# Dataset excerpts
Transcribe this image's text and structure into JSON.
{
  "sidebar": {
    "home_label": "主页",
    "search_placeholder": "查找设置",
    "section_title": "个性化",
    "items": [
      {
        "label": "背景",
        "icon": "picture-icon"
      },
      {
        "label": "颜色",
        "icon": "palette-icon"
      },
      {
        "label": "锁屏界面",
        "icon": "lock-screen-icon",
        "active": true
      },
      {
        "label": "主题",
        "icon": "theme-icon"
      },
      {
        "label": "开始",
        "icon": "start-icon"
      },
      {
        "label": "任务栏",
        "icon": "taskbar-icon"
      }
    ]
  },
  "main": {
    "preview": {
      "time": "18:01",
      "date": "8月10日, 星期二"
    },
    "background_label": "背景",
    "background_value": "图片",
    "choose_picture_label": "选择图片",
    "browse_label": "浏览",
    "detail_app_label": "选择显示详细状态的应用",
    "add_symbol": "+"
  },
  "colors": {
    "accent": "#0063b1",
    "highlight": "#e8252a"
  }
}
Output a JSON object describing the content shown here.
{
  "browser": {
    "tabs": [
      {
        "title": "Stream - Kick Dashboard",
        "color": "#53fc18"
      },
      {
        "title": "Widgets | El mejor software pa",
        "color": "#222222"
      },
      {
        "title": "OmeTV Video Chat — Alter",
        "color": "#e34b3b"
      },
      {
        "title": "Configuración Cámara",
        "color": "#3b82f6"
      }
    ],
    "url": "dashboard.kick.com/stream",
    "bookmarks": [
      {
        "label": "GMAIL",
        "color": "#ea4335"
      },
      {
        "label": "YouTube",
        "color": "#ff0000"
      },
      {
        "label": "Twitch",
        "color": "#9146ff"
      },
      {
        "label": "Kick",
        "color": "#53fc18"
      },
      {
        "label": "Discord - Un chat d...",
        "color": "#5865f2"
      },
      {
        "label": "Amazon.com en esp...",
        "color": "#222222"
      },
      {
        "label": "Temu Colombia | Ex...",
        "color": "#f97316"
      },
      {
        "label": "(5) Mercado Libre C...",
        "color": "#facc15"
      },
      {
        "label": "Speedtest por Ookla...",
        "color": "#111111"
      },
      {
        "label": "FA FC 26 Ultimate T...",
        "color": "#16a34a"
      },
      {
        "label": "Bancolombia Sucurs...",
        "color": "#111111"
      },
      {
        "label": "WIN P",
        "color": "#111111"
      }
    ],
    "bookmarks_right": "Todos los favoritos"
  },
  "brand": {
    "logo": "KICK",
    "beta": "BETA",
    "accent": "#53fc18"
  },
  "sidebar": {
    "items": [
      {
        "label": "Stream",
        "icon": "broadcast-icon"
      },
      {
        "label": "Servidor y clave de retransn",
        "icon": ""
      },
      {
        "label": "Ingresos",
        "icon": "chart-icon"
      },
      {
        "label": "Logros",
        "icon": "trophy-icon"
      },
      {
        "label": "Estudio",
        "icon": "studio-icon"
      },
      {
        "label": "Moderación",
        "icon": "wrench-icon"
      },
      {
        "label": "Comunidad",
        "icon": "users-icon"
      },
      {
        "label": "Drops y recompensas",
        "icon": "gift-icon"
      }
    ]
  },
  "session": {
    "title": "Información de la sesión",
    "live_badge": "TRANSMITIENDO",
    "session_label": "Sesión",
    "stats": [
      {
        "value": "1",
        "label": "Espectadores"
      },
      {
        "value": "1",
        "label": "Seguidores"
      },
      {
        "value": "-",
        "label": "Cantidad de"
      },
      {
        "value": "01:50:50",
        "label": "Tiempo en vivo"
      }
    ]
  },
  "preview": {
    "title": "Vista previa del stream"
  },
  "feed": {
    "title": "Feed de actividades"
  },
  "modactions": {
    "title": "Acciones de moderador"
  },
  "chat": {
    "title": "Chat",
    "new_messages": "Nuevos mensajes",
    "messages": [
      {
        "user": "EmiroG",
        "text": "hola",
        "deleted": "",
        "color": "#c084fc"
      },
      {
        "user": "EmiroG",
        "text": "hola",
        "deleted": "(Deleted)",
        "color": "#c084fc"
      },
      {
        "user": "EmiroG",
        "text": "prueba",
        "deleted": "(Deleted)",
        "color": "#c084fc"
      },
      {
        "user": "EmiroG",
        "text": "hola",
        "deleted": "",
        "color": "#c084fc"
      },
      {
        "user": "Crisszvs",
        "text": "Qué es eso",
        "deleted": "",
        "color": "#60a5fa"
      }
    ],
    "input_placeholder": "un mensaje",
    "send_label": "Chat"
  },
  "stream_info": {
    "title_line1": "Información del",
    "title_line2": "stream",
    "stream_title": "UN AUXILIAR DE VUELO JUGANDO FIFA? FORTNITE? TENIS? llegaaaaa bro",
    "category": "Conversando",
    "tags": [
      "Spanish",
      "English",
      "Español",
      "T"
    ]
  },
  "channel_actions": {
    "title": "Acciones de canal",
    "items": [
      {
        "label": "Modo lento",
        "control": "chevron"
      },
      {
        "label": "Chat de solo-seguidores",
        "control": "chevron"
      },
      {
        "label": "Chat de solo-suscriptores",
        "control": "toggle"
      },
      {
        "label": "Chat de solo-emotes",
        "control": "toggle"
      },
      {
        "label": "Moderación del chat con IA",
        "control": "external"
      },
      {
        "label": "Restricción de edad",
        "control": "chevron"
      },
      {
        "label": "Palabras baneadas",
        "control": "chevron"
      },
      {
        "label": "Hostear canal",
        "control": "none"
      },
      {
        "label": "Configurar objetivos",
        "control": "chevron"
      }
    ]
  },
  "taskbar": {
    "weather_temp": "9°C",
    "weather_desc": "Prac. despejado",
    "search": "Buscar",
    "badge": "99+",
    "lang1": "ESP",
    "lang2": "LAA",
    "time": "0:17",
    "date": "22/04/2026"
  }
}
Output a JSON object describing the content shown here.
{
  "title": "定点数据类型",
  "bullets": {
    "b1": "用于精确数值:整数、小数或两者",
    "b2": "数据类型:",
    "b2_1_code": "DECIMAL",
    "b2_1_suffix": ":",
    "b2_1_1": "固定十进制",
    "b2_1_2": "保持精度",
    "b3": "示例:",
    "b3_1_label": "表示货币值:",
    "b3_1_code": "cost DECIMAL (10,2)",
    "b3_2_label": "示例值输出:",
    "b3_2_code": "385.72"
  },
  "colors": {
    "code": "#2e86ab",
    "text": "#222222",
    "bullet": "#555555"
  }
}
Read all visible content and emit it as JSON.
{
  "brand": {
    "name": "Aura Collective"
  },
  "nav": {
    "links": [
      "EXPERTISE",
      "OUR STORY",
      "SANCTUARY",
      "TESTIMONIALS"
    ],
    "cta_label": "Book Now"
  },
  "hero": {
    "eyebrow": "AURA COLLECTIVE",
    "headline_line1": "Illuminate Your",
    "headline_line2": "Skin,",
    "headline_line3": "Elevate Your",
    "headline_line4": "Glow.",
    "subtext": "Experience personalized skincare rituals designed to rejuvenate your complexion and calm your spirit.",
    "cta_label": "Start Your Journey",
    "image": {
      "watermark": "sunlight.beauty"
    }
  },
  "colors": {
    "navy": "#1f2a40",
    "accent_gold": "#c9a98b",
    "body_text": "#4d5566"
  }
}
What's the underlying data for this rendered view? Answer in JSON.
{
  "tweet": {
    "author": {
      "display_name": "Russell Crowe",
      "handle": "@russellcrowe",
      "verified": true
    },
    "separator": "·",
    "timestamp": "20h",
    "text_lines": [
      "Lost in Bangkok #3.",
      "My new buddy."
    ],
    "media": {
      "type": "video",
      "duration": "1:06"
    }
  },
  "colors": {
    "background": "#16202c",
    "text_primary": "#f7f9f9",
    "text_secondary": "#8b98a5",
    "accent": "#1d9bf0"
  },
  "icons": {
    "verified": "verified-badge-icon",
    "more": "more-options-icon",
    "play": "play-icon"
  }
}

# Do this
Copy each record from above exactly, and include every line.

# Written answer
Transcribe this image's text and structure into JSON.
{
  "sidebar": {
    "home_label": "主页",
    "search_placeholder": "查找设置",
    "section_title": "个性化",
    "items": [
      {
        "label": "背景",
        "icon": "picture-icon"
      },
      {
        "label": "颜色",
        "icon": "palette-icon"
      },
      {
        "label": "锁屏界面",
        "icon": "lock-screen-icon",
        "active": true
      },
      {
        "label": "主题",
        "icon": "theme-icon"
      },
      {
        "label": "开始",
        "icon": "start-icon"
      },
      {
        "label": "任务栏",
        "icon": "taskbar-icon"
      }
    ]
  },
  "main": {
    "preview": {
      "time": "18:01",
      "date": "8月10日, 星期二"
    },
    "background_label": "背景",
    "background_value": "图片",
    "choose_picture_label": "选择图片",
    "browse_label": "浏览",
    "detail_app_label": "选择显示详细状态的应用",
    "add_symbol": "+"
  },
  "colors": {
    "accent": "#0063b1",
    "highlight": "#e8252a"
  }
}
Output a JSON object describing the content shown here.
{
  "browser": {
    "tabs": [
      {
        "title": "Stream - Kick Dashboard",
        "color": "#53fc18"
      },
      {
        "title": "Widgets | El mejor software pa",
        "color": "#222222"
      },
      {
        "title": "OmeTV Video Chat — Alter",
        "color": "#e34b3b"
      },
      {
        "title": "Configuración Cámara",
        "color": "#3b82f6"
      }
    ],
    "url": "dashboard.kick.com/stream",
    "bookmarks": [
      {
        "label": "GMAIL",
        "color": "#ea4335"
      },
      {
        "label": "YouTube",
        "color": "#ff0000"
      },
      {
        "label": "Twitch",
        "color": "#9146ff"
      },
      {
        "label": "Kick",
        "color": "#53fc18"
      },
      {
        "label": "Discord - Un chat d...",
        "color": "#5865f2"
      },
      {
        "label": "Amazon.com en esp...",
        "color": "#222222"
      },
      {
        "label": "Temu Colombia | Ex...",
        "color": "#f97316"
      },
      {
        "label": "(5) Mercado Libre C...",
        "color": "#facc15"
      },
      {
        "label": "Speedtest por Ookla...",
        "color": "#111111"
      },
      {
        "label": "FA FC 26 Ultimate T...",
        "color": "#16a34a"
      },
      {
        "label": "Bancolombia Sucurs...",
        "color": "#111111"
      },
      {
        "label": "WIN P",
        "color": "#111111"
      }
    ],
    "bookmarks_right": "Todos los favoritos"
  },
  "brand": {
    "logo": "KICK",
    "beta": "BETA",
    "accent": "#53fc18"
  },
  "sidebar": {
    "items": [
      {
        "label": "Stream",
        "icon": "broadcast-icon"
      },
      {
        "label": "Servidor y clave de retransn",
        "icon": ""
      },
      {
        "label": "Ingresos",
        "icon": "chart-icon"
      },
      {
        "label": "Logros",
        "icon": "trophy-icon"
      },
      {
        "label": "Estudio",
        "icon": "studio-icon"
      },
      {
        "label": "Moderación",
        "icon": "wrench-icon"
      },
      {
        "label": "Comunidad",
        "icon": "users-icon"
      },
      {
        "label": "Drops y recompensas",
        "icon": "gift-icon"
      }
    ]
  },
  "session": {
    "title": "Información de la sesión",
    "live_badge": "TRANSMITIENDO",
    "session_label": "Sesión",
    "stats": [
      {
        "value": "1",
        "label": "Espectadores"
      },
      {
        "value": "1",
        "label": "Seguidores"
      },
      {
        "value": "-",
        "label": "Cantidad de"
      },
      {
        "value": "01:50:50",
        "label": "Tiempo en vivo"
      }
    ]
  },
  "preview": {
    "title": "Vista previa del stream"
  },
  "feed": {
    "title": "Feed de actividades"
  },
  "modactions": {
    "title": "Acciones de moderador"
  },
  "chat": {
    "title": "Chat",
    "new_messages": "Nuevos mensajes",
    "messages": [
      {
        "user": "EmiroG",
        "text": "hola",
        "deleted": "",
        "color": "#c084fc"
      },
      {
        "user": "EmiroG",
        "text": "hola",
        "deleted": "(Deleted)",
        "color": "#c084fc"
      },
      {
        "user": "EmiroG",
        "text": "prueba",
        "deleted": "(Deleted)",
        "color": "#c084fc"
      },
      {
        "user": "EmiroG",
        "text": "hola",
        "deleted": "",
        "color": "#c084fc"
      },
      {
        "user": "Crisszvs",
        "text": "Qué es eso",
        "deleted": "",
        "color": "#60a5fa"
      }
    ],
    "input_placeholder": "un mensaje",
    "send_label": "Chat"
  },
  "stream_info": {
    "title_line1": "Información del",
    "title_line2": "stream",
    "stream_title": "UN AUXILIAR DE VUELO JUGANDO FIFA? FORTNITE? TENIS? llegaaaaa bro",
    "category": "Conversando",
    "tags": [
      "Spanish",
      "English",
      "Español",
      "T"
    ]
  },
  "channel_actions": {
    "title": "Acciones de canal",
    "items": [
      {
        "label": "Modo lento",
        "control": "chevron"
      },
      {
        "label": "Chat de solo-seguidores",
        "control": "chevron"
      },
      {
        "label": "Chat de solo-suscriptores",
        "control": "toggle"
      },
      {
        "label": "Chat de solo-emotes",
        "control": "toggle"
      },
      {
        "label": "Moderación del chat con IA",
        "control": "external"
      },
      {
        "label": "Restricción de edad",
        "control": "chevron"
      },
      {
        "label": "Palabras baneadas",
        "control": "chevron"
      },
      {
        "label": "Hostear canal",
        "control": "none"
      },
      {
        "label": "Configurar objetivos",
        "control": "chevron"
      }
    ]
  },
  "taskbar": {
    "weather_temp": "9°C",
    "weather_desc": "Prac. despejado",
    "search": "Buscar",
    "badge": "99+",
    "lang1": "ESP",
    "lang2": "LAA",
    "time": "0:17",
    "date": "22/04/2026"
  }
}
Output a JSON object describing the content shown here.
{
  "title": "定点数据类型",
  "bullets": {
    "b1": "用于精确数值:整数、小数或两者",
    "b2": "数据类型:",
    "b2_1_code": "DECIMAL",
    "b2_1_suffix": ":",
    "b2_1_1": "固定十进制",
    "b2_1_2": "保持精度",
    "b3": "示例:",
    "b3_1_label": "表示货币值:",
    "b3_1_code": "cost DECIMAL (10,2)",
    "b3_2_label": "示例值输出:",
    "b3_2_code": "385.72"
  },
  "colors": {
    "code": "#2e86ab",
    "text": "#222222",
    "bullet": "#555555"
  }
}
Read all visible content and emit it as JSON.
{
  "brand": {
    "name": "Aura Collective"
  },
  "nav": {
    "links": [
      "EXPERTISE",
      "OUR STORY",
      "SANCTUARY",
      "TESTIMONIALS"
    ],
    "cta_label": "Book Now"
  },
  "hero": {
    "eyebrow": "AURA COLLECTIVE",
    "headline_line1": "Illuminate Your",
    "headline_line2": "Skin,",
    "headline_line3": "Elevate Your",
    "headline_line4": "Glow.",
    "subtext": "Experience personalized skincare rituals designed to rejuvenate your complexion and calm your spirit.",
    "cta_label": "Start Your Journey",
    "image": {
      "watermark": "sunlight.beauty"
    }
  },
  "colors": {
    "navy": "#1f2a40",
    "accent_gold": "#c9a98b",
    "body_text": "#4d5566"
  }
}
What's the underlying data for this rendered view? Answer in JSON.
{
  "tweet": {
    "author": {
      "display_name": "Russell Crowe",
      "handle": "@russellcrowe",
      "verified": true
    },
    "separator": "·",
    "timestamp": "20h",
    "text_lines": [
      "Lost in Bangkok #3.",
      "My new buddy."
    ],
    "media": {
      "type": "video",
      "duration": "1:06"
    }
  },
  "colors": {
    "background": "#16202c",
    "text_primary": "#f7f9f9",
    "text_secondary": "#8b98a5",
    "accent": "#1d9bf0"
  },
  "icons": {
    "verified": "verified-badge-icon",
    "more": "more-options-icon",
    "play": "play-icon"
  }
}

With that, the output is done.